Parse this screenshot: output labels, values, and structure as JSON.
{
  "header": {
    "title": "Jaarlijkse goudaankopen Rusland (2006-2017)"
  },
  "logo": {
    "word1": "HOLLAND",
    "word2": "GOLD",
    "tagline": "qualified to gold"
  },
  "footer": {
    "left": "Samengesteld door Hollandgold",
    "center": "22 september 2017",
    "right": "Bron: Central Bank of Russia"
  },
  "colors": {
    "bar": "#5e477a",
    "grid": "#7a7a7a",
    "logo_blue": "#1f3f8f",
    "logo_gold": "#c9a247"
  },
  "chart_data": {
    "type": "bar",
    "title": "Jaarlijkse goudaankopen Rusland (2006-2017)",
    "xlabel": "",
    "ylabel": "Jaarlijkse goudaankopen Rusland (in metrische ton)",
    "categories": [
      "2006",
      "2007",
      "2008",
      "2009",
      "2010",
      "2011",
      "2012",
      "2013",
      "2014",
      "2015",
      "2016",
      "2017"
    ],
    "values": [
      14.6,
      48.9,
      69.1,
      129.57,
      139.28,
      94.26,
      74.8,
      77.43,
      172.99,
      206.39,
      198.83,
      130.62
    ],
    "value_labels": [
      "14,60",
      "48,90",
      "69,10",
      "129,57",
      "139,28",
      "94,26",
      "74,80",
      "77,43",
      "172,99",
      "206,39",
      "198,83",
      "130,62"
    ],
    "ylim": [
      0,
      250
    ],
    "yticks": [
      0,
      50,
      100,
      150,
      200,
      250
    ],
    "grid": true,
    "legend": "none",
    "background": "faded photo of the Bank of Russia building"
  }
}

:::

_THE EXERCISE_
Gather, from the listing above, every line carrying the word "title".

_ANSWER FOR THIS EXERCISE_
    "title": "Jaarlijkse goudaankopen Rusland (2006-2017)"
    "title": "Jaarlijkse goudaankopen Rusland (2006-2017)",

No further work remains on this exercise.